(Records from a collection)
• • • • •
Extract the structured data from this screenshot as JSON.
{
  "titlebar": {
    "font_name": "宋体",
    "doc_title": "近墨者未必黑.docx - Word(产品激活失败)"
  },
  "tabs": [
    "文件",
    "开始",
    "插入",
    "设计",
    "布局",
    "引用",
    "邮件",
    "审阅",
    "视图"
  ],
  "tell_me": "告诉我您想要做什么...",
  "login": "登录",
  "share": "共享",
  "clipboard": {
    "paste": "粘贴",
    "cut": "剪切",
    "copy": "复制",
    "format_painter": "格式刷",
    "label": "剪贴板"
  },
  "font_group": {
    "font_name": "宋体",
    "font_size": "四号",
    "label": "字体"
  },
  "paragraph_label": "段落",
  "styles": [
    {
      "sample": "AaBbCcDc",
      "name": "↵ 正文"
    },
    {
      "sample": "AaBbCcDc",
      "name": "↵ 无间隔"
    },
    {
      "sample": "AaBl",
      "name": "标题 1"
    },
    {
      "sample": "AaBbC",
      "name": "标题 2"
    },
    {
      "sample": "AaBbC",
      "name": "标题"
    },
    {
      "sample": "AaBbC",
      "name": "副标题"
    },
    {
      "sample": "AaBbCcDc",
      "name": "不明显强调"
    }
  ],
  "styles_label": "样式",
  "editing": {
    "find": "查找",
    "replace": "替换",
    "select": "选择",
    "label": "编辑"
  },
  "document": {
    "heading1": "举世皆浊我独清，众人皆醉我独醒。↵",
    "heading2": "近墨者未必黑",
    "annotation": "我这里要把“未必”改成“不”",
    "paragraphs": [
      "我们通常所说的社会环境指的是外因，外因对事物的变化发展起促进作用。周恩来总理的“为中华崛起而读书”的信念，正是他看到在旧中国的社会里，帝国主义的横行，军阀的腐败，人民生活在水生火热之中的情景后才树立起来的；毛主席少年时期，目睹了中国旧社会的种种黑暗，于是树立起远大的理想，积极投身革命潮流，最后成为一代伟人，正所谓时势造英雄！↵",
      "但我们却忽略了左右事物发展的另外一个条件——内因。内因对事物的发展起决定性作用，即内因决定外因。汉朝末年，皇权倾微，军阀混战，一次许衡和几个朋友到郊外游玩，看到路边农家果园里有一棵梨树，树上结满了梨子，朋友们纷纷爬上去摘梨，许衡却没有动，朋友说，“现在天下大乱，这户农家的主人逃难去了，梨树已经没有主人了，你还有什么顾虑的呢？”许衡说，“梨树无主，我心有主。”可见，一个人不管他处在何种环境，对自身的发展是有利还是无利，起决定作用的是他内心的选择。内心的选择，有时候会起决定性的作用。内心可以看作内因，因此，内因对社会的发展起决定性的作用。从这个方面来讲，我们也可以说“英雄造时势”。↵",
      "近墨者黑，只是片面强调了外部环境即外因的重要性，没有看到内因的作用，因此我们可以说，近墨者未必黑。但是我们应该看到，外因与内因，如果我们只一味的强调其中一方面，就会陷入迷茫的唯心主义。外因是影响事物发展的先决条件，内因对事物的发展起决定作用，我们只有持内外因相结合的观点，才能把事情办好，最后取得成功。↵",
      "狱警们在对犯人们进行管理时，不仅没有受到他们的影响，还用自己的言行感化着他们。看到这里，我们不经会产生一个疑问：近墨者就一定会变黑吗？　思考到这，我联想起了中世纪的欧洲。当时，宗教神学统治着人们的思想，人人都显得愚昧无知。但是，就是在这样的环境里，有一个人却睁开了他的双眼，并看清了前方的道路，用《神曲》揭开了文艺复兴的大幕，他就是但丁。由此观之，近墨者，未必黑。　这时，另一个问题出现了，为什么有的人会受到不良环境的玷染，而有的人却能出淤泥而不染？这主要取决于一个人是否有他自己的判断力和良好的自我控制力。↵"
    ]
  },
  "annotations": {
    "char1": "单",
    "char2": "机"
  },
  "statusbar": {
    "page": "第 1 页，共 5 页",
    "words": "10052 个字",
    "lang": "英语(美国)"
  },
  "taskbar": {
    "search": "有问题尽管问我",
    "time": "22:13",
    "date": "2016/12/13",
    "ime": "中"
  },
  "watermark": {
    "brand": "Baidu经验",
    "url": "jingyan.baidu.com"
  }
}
• • • • •
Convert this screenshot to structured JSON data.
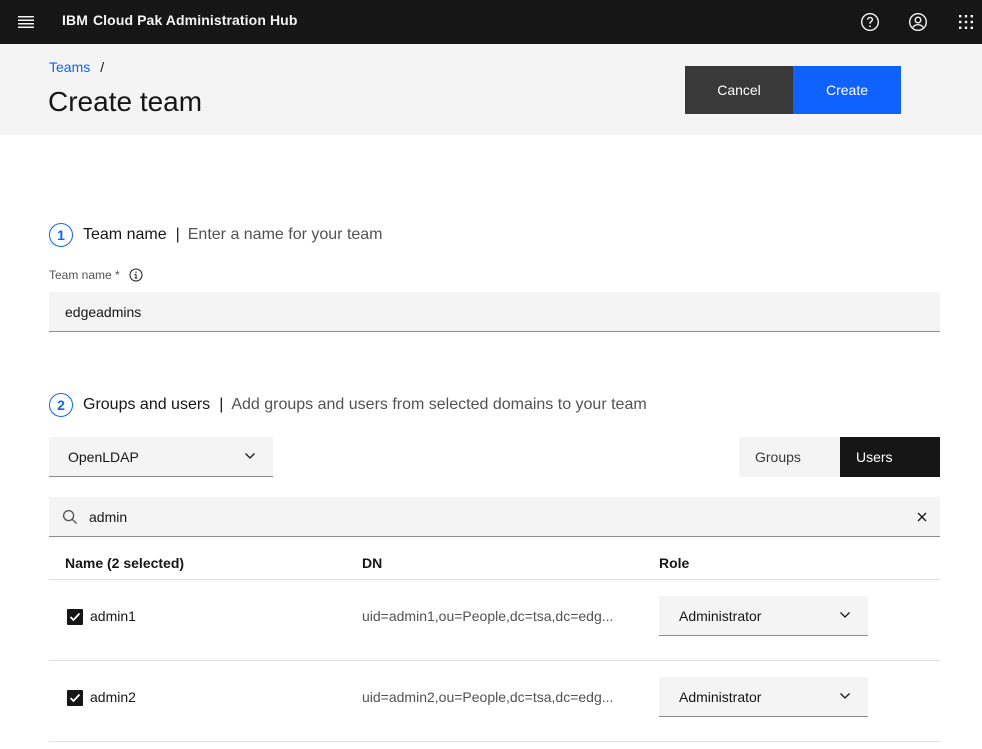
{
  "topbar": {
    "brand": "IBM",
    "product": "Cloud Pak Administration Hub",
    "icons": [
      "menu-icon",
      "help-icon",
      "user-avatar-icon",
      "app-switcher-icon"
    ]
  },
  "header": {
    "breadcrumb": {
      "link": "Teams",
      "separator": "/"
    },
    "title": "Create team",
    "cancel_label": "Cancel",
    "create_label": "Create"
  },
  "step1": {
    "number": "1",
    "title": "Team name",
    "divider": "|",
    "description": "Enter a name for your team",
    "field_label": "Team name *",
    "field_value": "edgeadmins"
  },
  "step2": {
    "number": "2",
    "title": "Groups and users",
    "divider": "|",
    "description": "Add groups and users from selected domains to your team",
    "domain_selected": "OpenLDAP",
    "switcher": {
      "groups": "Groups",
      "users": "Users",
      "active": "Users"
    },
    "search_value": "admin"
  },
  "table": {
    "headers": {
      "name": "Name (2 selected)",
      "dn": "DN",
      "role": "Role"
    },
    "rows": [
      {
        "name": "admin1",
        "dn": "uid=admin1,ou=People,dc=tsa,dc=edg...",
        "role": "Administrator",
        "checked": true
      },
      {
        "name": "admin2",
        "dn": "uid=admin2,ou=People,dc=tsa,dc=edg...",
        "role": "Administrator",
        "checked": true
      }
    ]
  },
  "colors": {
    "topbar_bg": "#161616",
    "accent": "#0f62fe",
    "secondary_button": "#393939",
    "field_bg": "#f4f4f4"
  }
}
• • • • •
What is asked: Check each line of the records for the word "screenshot" and extract those that contain it.

Answer for the task:
Extract the structured data from this screenshot as JSON.
Convert this screenshot to structured JSON data.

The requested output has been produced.